## The request
Copy every line that holds "Information".
*****
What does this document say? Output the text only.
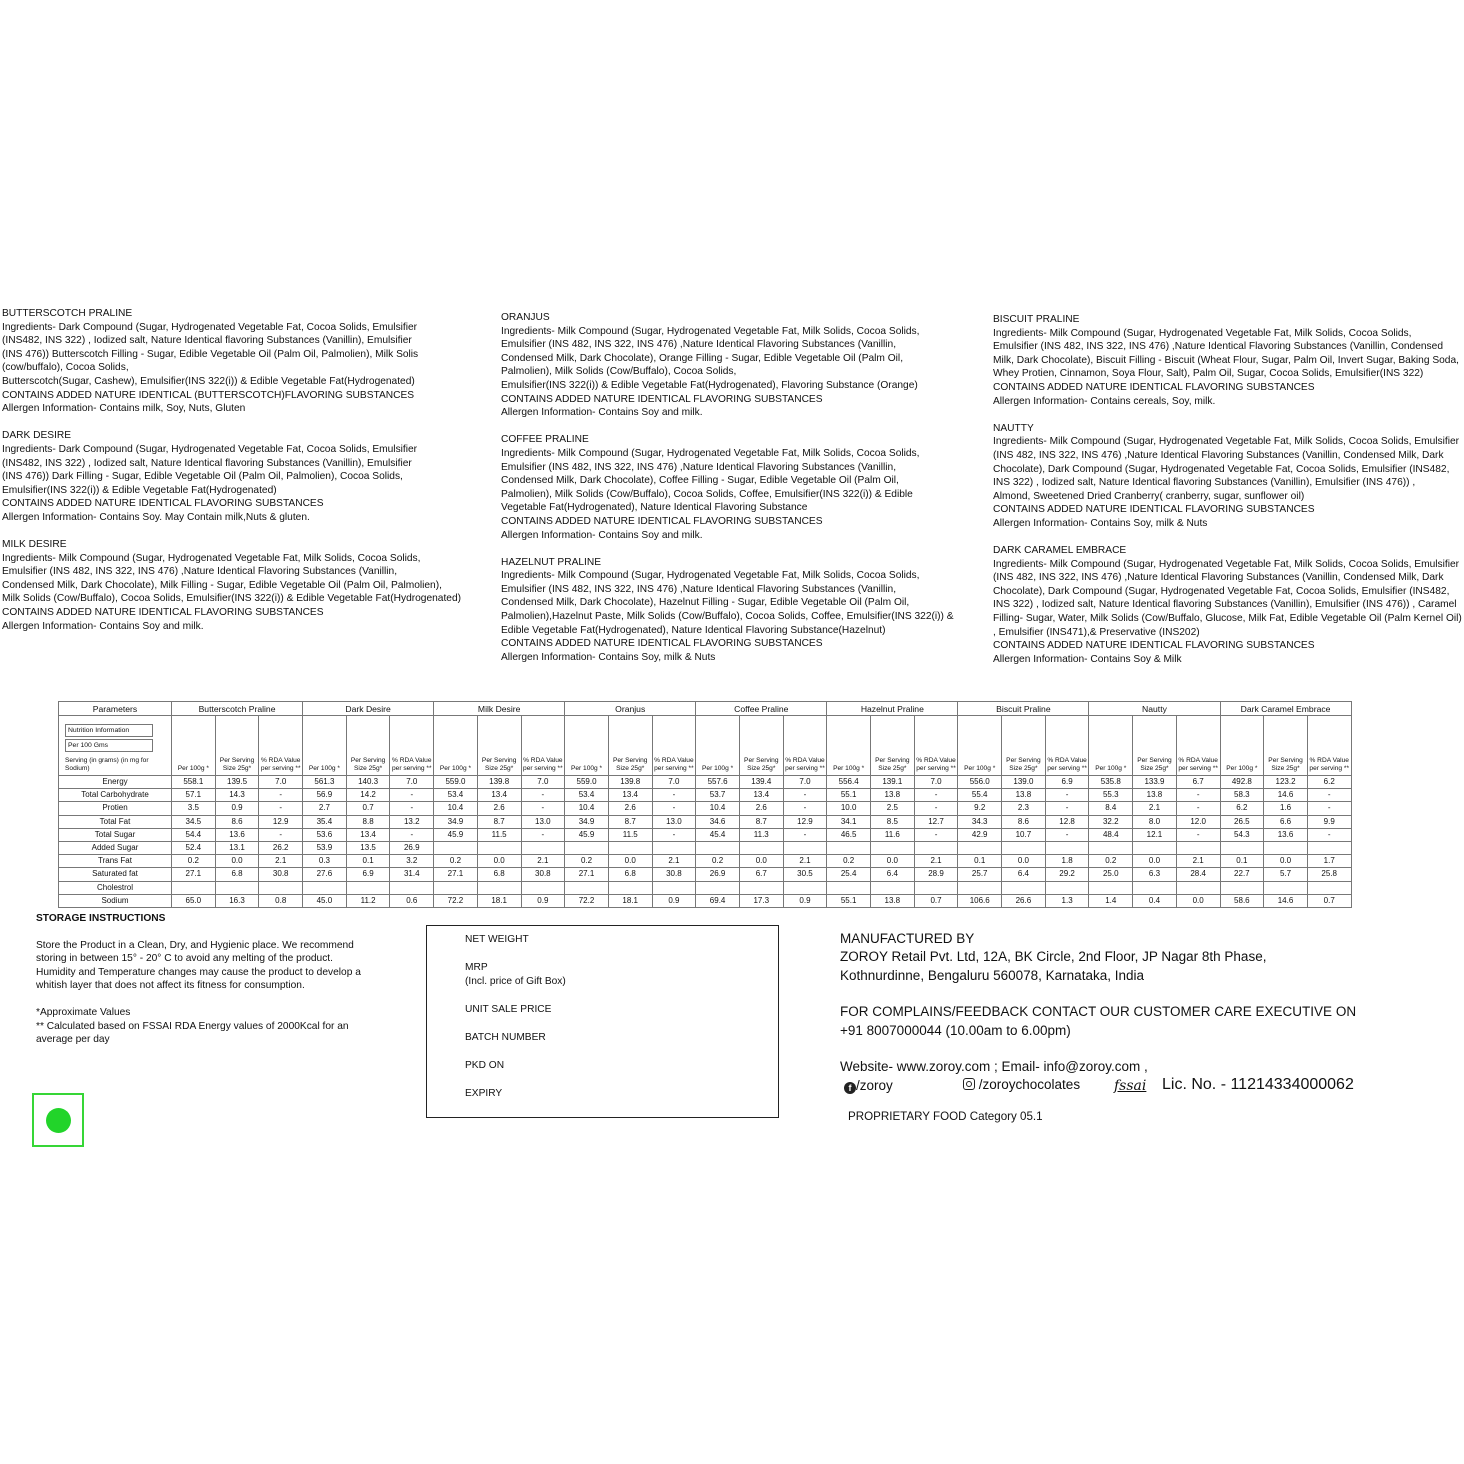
BUTTERSCOTCH PRALINE
Ingredients- Dark Compound (Sugar, Hydrogenated Vegetable Fat, Cocoa Solids, Emulsifier
(INS482, INS 322) , Iodized salt, Nature Identical flavoring Substances (Vanillin), Emulsifier
(INS 476)) Butterscotch Filling - Sugar, Edible Vegetable Oil (Palm Oil, Palmolien), Milk Solis
(cow/buffalo), Cocoa Solids,
Butterscotch(Sugar, Cashew), Emulsifier(INS 322(i)) & Edible Vegetable Fat(Hydrogenated)
CONTAINS ADDED NATURE IDENTICAL (BUTTERSCOTCH)FLAVORING SUBSTANCES
Allergen Information- Contains milk, Soy, Nuts, Gluten
DARK DESIRE
Ingredients- Dark Compound (Sugar, Hydrogenated Vegetable Fat, Cocoa Solids, Emulsifier
(INS482, INS 322) , Iodized salt, Nature Identical flavoring Substances (Vanillin), Emulsifier
(INS 476)) Dark Filling - Sugar, Edible Vegetable Oil (Palm Oil, Palmolien), Cocoa Solids,
Emulsifier(INS 322(i)) & Edible Vegetable Fat(Hydrogenated)
CONTAINS ADDED NATURE IDENTICAL FLAVORING SUBSTANCES
Allergen Information- Contains Soy. May Contain milk,Nuts & gluten.
MILK DESIRE
Ingredients- Milk Compound (Sugar, Hydrogenated Vegetable Fat, Milk Solids, Cocoa Solids,
Emulsifier (INS 482, INS 322, INS 476) ,Nature Identical Flavoring Substances (Vanillin,
Condensed Milk, Dark Chocolate), Milk Filling - Sugar, Edible Vegetable Oil (Palm Oil, Palmolien),
Milk Solids (Cow/Buffalo), Cocoa Solids, Emulsifier(INS 322(i)) & Edible Vegetable Fat(Hydrogenated)
CONTAINS ADDED NATURE IDENTICAL FLAVORING SUBSTANCES
Allergen Information- Contains Soy and milk.
ORANJUS
Ingredients- Milk Compound (Sugar, Hydrogenated Vegetable Fat, Milk Solids, Cocoa Solids,
Emulsifier (INS 482, INS 322, INS 476) ,Nature Identical Flavoring Substances (Vanillin,
Condensed Milk, Dark Chocolate), Orange Filling - Sugar, Edible Vegetable Oil (Palm Oil,
Palmolien), Milk Solids (Cow/Buffalo), Cocoa Solids,
Emulsifier(INS 322(i)) & Edible Vegetable Fat(Hydrogenated), Flavoring Substance (Orange)
CONTAINS ADDED NATURE IDENTICAL FLAVORING SUBSTANCES
Allergen Information- Contains Soy and milk.
COFFEE PRALINE
Ingredients- Milk Compound (Sugar, Hydrogenated Vegetable Fat, Milk Solids, Cocoa Solids,
Emulsifier (INS 482, INS 322, INS 476) ,Nature Identical Flavoring Substances (Vanillin,
Condensed Milk, Dark Chocolate), Coffee Filling - Sugar, Edible Vegetable Oil (Palm Oil,
Palmolien), Milk Solids (Cow/Buffalo), Cocoa Solids, Coffee, Emulsifier(INS 322(i)) & Edible
Vegetable Fat(Hydrogenated), Nature Identical Flavoring Substance
CONTAINS ADDED NATURE IDENTICAL FLAVORING SUBSTANCES
Allergen Information- Contains Soy and milk.
HAZELNUT PRALINE
Ingredients- Milk Compound (Sugar, Hydrogenated Vegetable Fat, Milk Solids, Cocoa Solids,
Emulsifier (INS 482, INS 322, INS 476) ,Nature Identical Flavoring Substances (Vanillin,
Condensed Milk, Dark Chocolate), Hazelnut Filling - Sugar, Edible Vegetable Oil (Palm Oil,
Palmolien),Hazelnut Paste, Milk Solids (Cow/Buffalo), Cocoa Solids, Coffee, Emulsifier(INS 322(i)) &
Edible Vegetable Fat(Hydrogenated), Nature Identical Flavoring Substance(Hazelnut)
CONTAINS ADDED NATURE IDENTICAL FLAVORING SUBSTANCES
Allergen Information- Contains Soy, milk & Nuts
BISCUIT PRALINE
Ingredients- Milk Compound (Sugar, Hydrogenated Vegetable Fat, Milk Solids, Cocoa Solids,
Emulsifier (INS 482, INS 322, INS 476) ,Nature Identical Flavoring Substances (Vanillin, Condensed
Milk, Dark Chocolate), Biscuit Filling - Biscuit (Wheat Flour, Sugar, Palm Oil, Invert Sugar, Baking Soda,
Whey Protien, Cinnamon, Soya Flour, Salt), Palm Oil, Sugar, Cocoa Solids, Emulsifier(INS 322)
CONTAINS ADDED NATURE IDENTICAL FLAVORING SUBSTANCES
Allergen Information- Contains cereals, Soy, milk.
NAUTTY
Ingredients- Milk Compound (Sugar, Hydrogenated Vegetable Fat, Milk Solids, Cocoa Solids, Emulsifier
(INS 482, INS 322, INS 476) ,Nature Identical Flavoring Substances (Vanillin, Condensed Milk, Dark
Chocolate), Dark Compound (Sugar, Hydrogenated Vegetable Fat, Cocoa Solids, Emulsifier (INS482,
INS 322) , Iodized salt, Nature Identical flavoring Substances (Vanillin), Emulsifier (INS 476)) ,
Almond, Sweetened Dried Cranberry( cranberry, sugar, sunflower oil)
CONTAINS ADDED NATURE IDENTICAL FLAVORING SUBSTANCES
Allergen Information- Contains Soy, milk & Nuts
DARK CARAMEL EMBRACE
Ingredients- Milk Compound (Sugar, Hydrogenated Vegetable Fat, Milk Solids, Cocoa Solids, Emulsifier
(INS 482, INS 322, INS 476) ,Nature Identical Flavoring Substances (Vanillin, Condensed Milk, Dark
Chocolate), Dark Compound (Sugar, Hydrogenated Vegetable Fat, Cocoa Solids, Emulsifier (INS482,
INS 322) , Iodized salt, Nature Identical flavoring Substances (Vanillin), Emulsifier (INS 476)) , Caramel
Filling- Sugar, Water, Milk Solids (Cow/Buffalo, Glucose, Milk Fat, Edible Vegetable Oil (Palm Kernel Oil)
, Emulsifier (INS471),& Preservative (INS202)
CONTAINS ADDED NATURE IDENTICAL FLAVORING SUBSTANCES
Allergen Information- Contains Soy & Milk
Parameters	Butterscotch Praline			Dark Desire			Milk Desire			Oranjus			Coffee Praline			Hazelnut Praline			Biscuit Praline			Nautty			Dark Caramel Embrace		

Nutrition Information
Per 100 Gms
Serving (in grams) (in mg for Sodium)	Per 100g *	Per Serving Size 25g*	% RDA Value per serving **	Per 100g *	Per Serving Size 25g*	% RDA Value per serving **	Per 100g *	Per Serving Size 25g*	% RDA Value per serving **	Per 100g *	Per Serving Size 25g*	% RDA Value per serving **	Per 100g *	Per Serving Size 25g*	% RDA Value per serving **	Per 100g *	Per Serving Size 25g*	% RDA Value per serving **	Per 100g *	Per Serving Size 25g*	% RDA Value per serving **	Per 100g *	Per Serving Size 25g*	% RDA Value per serving **	Per 100g *	Per Serving Size 25g*	% RDA Value per serving **
Energy	558.1	139.5	7.0	561.3	140.3	7.0	559.0	139.8	7.0	559.0	139.8	7.0	557.6	139.4	7.0	556.4	139.1	7.0	556.0	139.0	6.9	535.8	133.9	6.7	492.8	123.2	6.2
Total Carbohydrate	57.1	14.3	-	56.9	14.2	-	53.4	13.4	-	53.4	13.4	-	53.7	13.4	-	55.1	13.8	-	55.4	13.8	-	55.3	13.8	-	58.3	14.6	-
Protien	3.5	0.9	-	2.7	0.7	-	10.4	2.6	-	10.4	2.6	-	10.4	2.6	-	10.0	2.5	-	9.2	2.3	-	8.4	2.1	-	6.2	1.6	-
Total Fat	34.5	8.6	12.9	35.4	8.8	13.2	34.9	8.7	13.0	34.9	8.7	13.0	34.6	8.7	12.9	34.1	8.5	12.7	34.3	8.6	12.8	32.2	8.0	12.0	26.5	6.6	9.9
Total Sugar	54.4	13.6	-	53.6	13.4	-	45.9	11.5	-	45.9	11.5	-	45.4	11.3	-	46.5	11.6	-	42.9	10.7	-	48.4	12.1	-	54.3	13.6	-
Added Sugar	52.4	13.1	26.2	53.9	13.5	26.9																					
Trans Fat	0.2	0.0	2.1	0.3	0.1	3.2	0.2	0.0	2.1	0.2	0.0	2.1	0.2	0.0	2.1	0.2	0.0	2.1	0.1	0.0	1.8	0.2	0.0	2.1	0.1	0.0	1.7
Saturated fat	27.1	6.8	30.8	27.6	6.9	31.4	27.1	6.8	30.8	27.1	6.8	30.8	26.9	6.7	30.5	25.4	6.4	28.9	25.7	6.4	29.2	25.0	6.3	28.4	22.7	5.7	25.8
Cholestrol																											
Sodium	65.0	16.3	0.8	45.0	11.2	0.6	72.2	18.1	0.9	72.2	18.1	0.9	69.4	17.3	0.9	55.1	13.8	0.7	106.6	26.6	1.3	1.4	0.4	0.0	58.6	14.6	0.7
STORAGE INSTRUCTIONS
Store the Product in a Clean, Dry, and Hygienic place. We recommend storing in between 15° - 20° C to avoid any melting of the product. Humidity and Temperature changes may cause the product to develop a whitish layer that does not affect its fitness for consumption.
*Approximate Values
** Calculated based on FSSAI RDA Energy values of 2000Kcal for an average per day
NET WEIGHT
MRP
(Incl. price of Gift Box)
UNIT SALE PRICE
BATCH NUMBER
PKD ON
EXPIRY
MANUFACTURED BY
ZOROY Retail Pvt. Ltd, 12A, BK Circle, 2nd Floor, JP Nagar 8th Phase,
Kothnurdinne, Bengaluru 560078, Karnataka, India
FOR COMPLAINS/FEEDBACK CONTACT OUR CUSTOMER CARE EXECUTIVE ON
+91 8007000044 (10.00am to 6.00pm)
Website- www.zoroy.com ; Email- info@zoroy.com ,
f /zoroy	/zoroychocolates fssai Lic. No. - 11214334000062
PROPRIETARY FOOD Category 05.1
*****
## Task output
Allergen Information- Contains milk, Soy, Nuts, Gluten
Allergen Information- Contains Soy. May Contain milk,Nuts & gluten.
Allergen Information- Contains Soy and milk.
Allergen Information- Contains Soy and milk.
Allergen Information- Contains Soy and milk.
Allergen Information- Contains Soy, milk & Nuts
Allergen Information- Contains cereals, Soy, milk.
Allergen Information- Contains Soy, milk & Nuts
Allergen Information- Contains Soy & Milk
Nutrition Information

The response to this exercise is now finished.